EXERCISE TASK 1: In the IRS filing article below, how would the stretch from "If you live" through "with high inflation." read if you swapped "high inflation" for "rising prices"?

The tax agency is advising certain filers to delay their 2022 returns while it decides whether programs like the Middle Class Tax Refund are subject to tax.

IRS tells taxpayers in California to hold off on tax-filing

If you live in a state that offered tax rebates to residents during 2022, the IRS is advising that you delay filing your tax return for a few more days. States like California and Colorado passed legislation providing one-off payments in the form of tax refunds to residents to help deal with high inflation.

However it is not yet clear if tax rebates and special refunds should be considered taxable income for tax-filing purposes. The IRS is asking for filers to hold off on their submission until they have decided whether the payments should be subject to tax.

In a statement released on Friday, 3 February the IRS explained: “We are working with state tax officials as quickly as possible to provide additional information and clarity for taxpayers.”

EXERCISE TASK 2: Reproduce the stretch of the entries from the line that contains "378, 1570, 406]" through the line that contains "443, 1554, 471]", both lines included.

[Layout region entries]
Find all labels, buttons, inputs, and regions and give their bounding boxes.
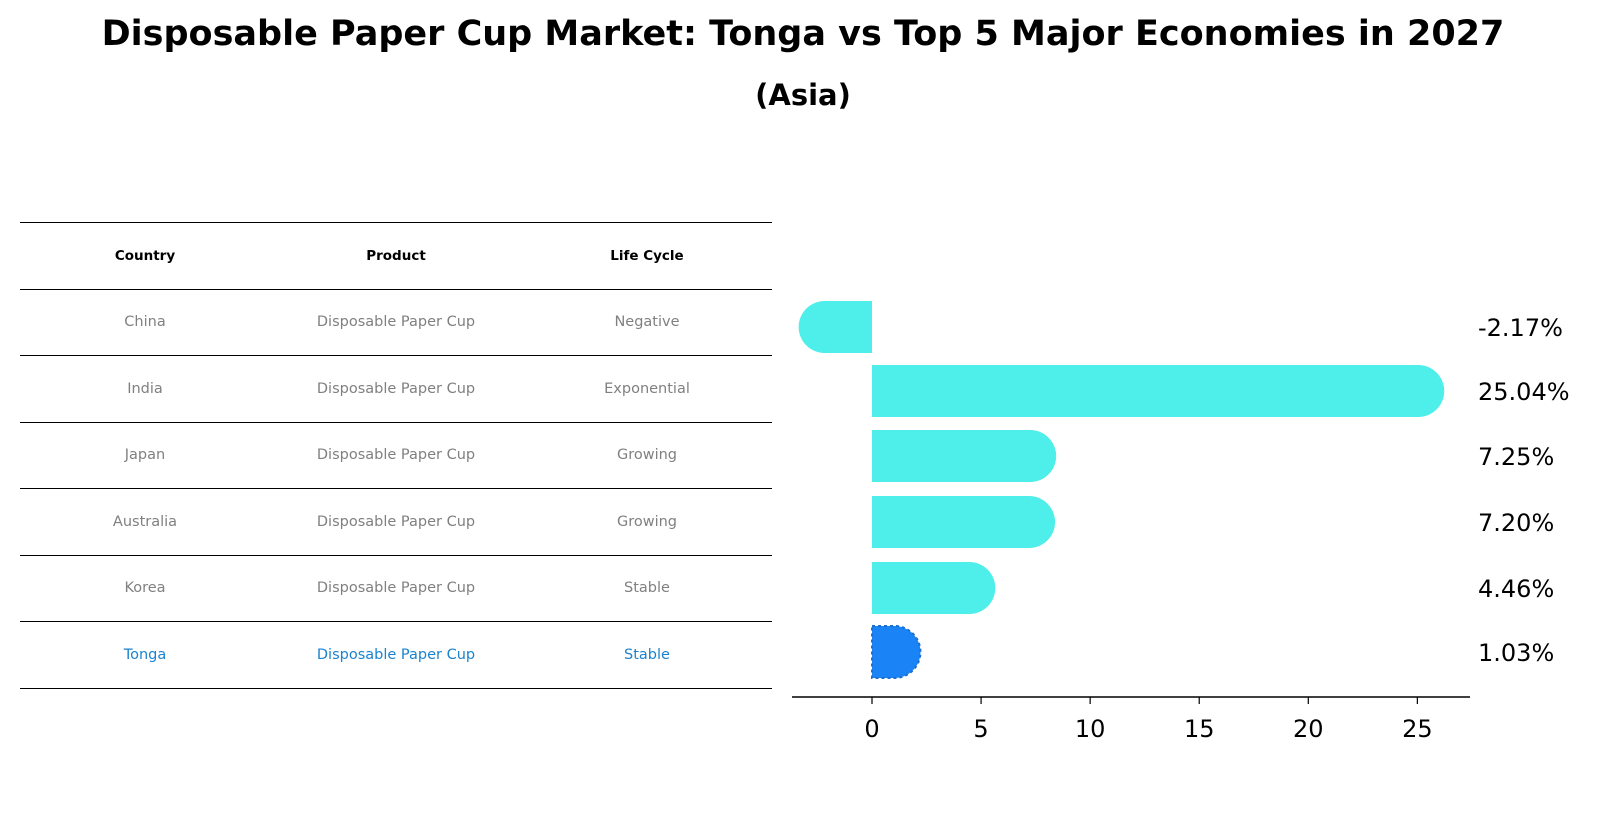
value-label-india: 25.04%	[1478, 378, 1570, 406]
header-country: Country	[20, 222, 270, 290]
table-row: Japan Disposable Paper Cup Growing	[20, 421, 772, 489]
cell-product: Disposable Paper Cup	[270, 288, 522, 356]
bar-india	[872, 365, 1445, 417]
cell-life-cycle: Negative	[522, 288, 772, 356]
table-row: Australia Disposable Paper Cup Growing	[20, 488, 772, 556]
cell-life-cycle: Exponential	[522, 355, 772, 423]
value-label-tonga: 1.03%	[1478, 639, 1554, 667]
header-life-cycle: Life Cycle	[522, 222, 772, 290]
value-label-korea: 4.46%	[1478, 575, 1554, 603]
x-tick-label-20: 20	[1293, 715, 1324, 743]
cell-product: Disposable Paper Cup	[270, 621, 522, 689]
x-tick-label-0: 0	[864, 715, 879, 743]
value-label-japan: 7.25%	[1478, 443, 1554, 471]
cell-country: India	[20, 355, 270, 423]
table-row: India Disposable Paper Cup Exponential	[20, 355, 772, 423]
x-tick-label-10: 10	[1075, 715, 1106, 743]
cell-country: Tonga	[20, 621, 270, 689]
cell-country: Korea	[20, 554, 270, 622]
cell-life-cycle: Growing	[522, 488, 772, 556]
table-row-highlight: Tonga Disposable Paper Cup Stable	[20, 621, 772, 689]
value-label-china: -2.17%	[1478, 314, 1563, 342]
table-header-row: Country Product Life Cycle	[20, 222, 772, 290]
bar-tonga	[871, 625, 922, 679]
bar-china	[798, 301, 872, 353]
x-tick-label-25: 25	[1402, 715, 1433, 743]
cell-product: Disposable Paper Cup	[270, 421, 522, 489]
value-label-australia: 7.20%	[1478, 509, 1554, 537]
cell-country: China	[20, 288, 270, 356]
table-row: China Disposable Paper Cup Negative	[20, 288, 772, 356]
chart-subtitle: (Asia)	[755, 78, 851, 112]
cell-life-cycle: Stable	[522, 621, 772, 689]
country-table: Country Product Life Cycle China Disposa…	[20, 222, 772, 689]
bar-australia	[872, 496, 1056, 548]
cell-product: Disposable Paper Cup	[270, 355, 522, 423]
bar-japan	[872, 430, 1057, 482]
bar-korea	[872, 562, 996, 614]
chart-title: Disposable Paper Cup Market: Tonga vs To…	[101, 14, 1505, 54]
table-row: Korea Disposable Paper Cup Stable	[20, 554, 772, 622]
cell-life-cycle: Stable	[522, 554, 772, 622]
header-product: Product	[270, 222, 522, 290]
cell-country: Australia	[20, 488, 270, 556]
x-tick-label-15: 15	[1184, 715, 1215, 743]
cell-life-cycle: Growing	[522, 421, 772, 489]
cell-product: Disposable Paper Cup	[270, 488, 522, 556]
cell-country: Japan	[20, 421, 270, 489]
x-tick-label-5: 5	[973, 715, 988, 743]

TASK RESPONSE 1:
If you live in a state that offered tax rebates to residents during 2022, the IRS is advising that you delay filing your tax return for a few more days. States like California and Colorado passed legislation providing one-off payments in the form of tax refunds to residents to help deal with rising prices.

TASK RESPONSE 2:
value-label-india: 25.04%	[1478, 378, 1570, 406]
header-country: Country	[20, 222, 270, 290]
table-row: Japan Disposable Paper Cup Growing	[20, 421, 772, 489]
cell-product: Disposable Paper Cup	[270, 288, 522, 356]
bar-india	[872, 365, 1445, 417]
cell-life-cycle: Negative	[522, 288, 772, 356]
table-row: Australia Disposable Paper Cup Growing	[20, 488, 772, 556]
cell-life-cycle: Exponential	[522, 355, 772, 423]
value-label-tonga: 1.03%	[1478, 639, 1554, 667]
header-life-cycle: Life Cycle	[522, 222, 772, 290]
value-label-korea: 4.46%	[1478, 575, 1554, 603]
x-tick-label-20: 20	[1293, 715, 1324, 743]
cell-product: Disposable Paper Cup	[270, 621, 522, 689]
x-tick-label-0: 0	[864, 715, 879, 743]
value-label-japan: 7.25%	[1478, 443, 1554, 471]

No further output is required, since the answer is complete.